Page element annotations
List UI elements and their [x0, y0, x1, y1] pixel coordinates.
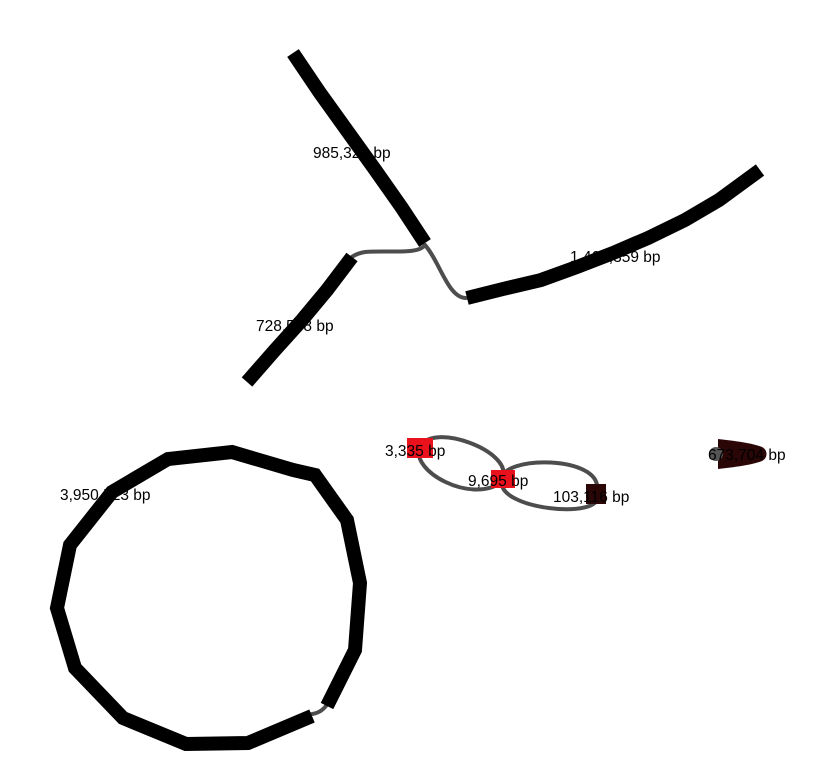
contig-node-9695[interactable]: [491, 470, 515, 488]
contig-segments: [49, 49, 767, 752]
contig-segment-3950523[interactable]: [49, 444, 368, 752]
link-c1-c3: [344, 243, 427, 264]
contig-node-673704-cap: [709, 447, 723, 461]
link-c1-c2: [423, 243, 468, 300]
contig-segment-728578[interactable]: [241, 252, 358, 387]
contig-label: 9,695 bp: [468, 473, 528, 490]
contig-label: 3,335 bp: [385, 443, 445, 460]
contig-label: 3,950,523 bp: [60, 487, 151, 504]
contig-node-673704[interactable]: [718, 439, 767, 469]
contig-label: 728,578 bp: [256, 318, 334, 335]
contig-segment-985324[interactable]: [287, 49, 431, 247]
contig-label: 103,116 bp: [553, 489, 629, 506]
contig-label: 985,324 bp: [313, 145, 391, 162]
contig-segment-1466359[interactable]: [465, 164, 765, 305]
contig-label: 673,704 bp: [708, 447, 786, 464]
contig-label: 1,466,359 bp: [570, 249, 661, 266]
contig-labels: 985,324 bp 1,466,359 bp 728,578 bp 3,950…: [60, 145, 786, 506]
contig-node-3335[interactable]: [407, 438, 433, 458]
contig-node-103116[interactable]: [586, 484, 606, 504]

The task:
How many lines in the material contain the string "link"? Case matters, and reply with the count only.

Answer to the exercise:
2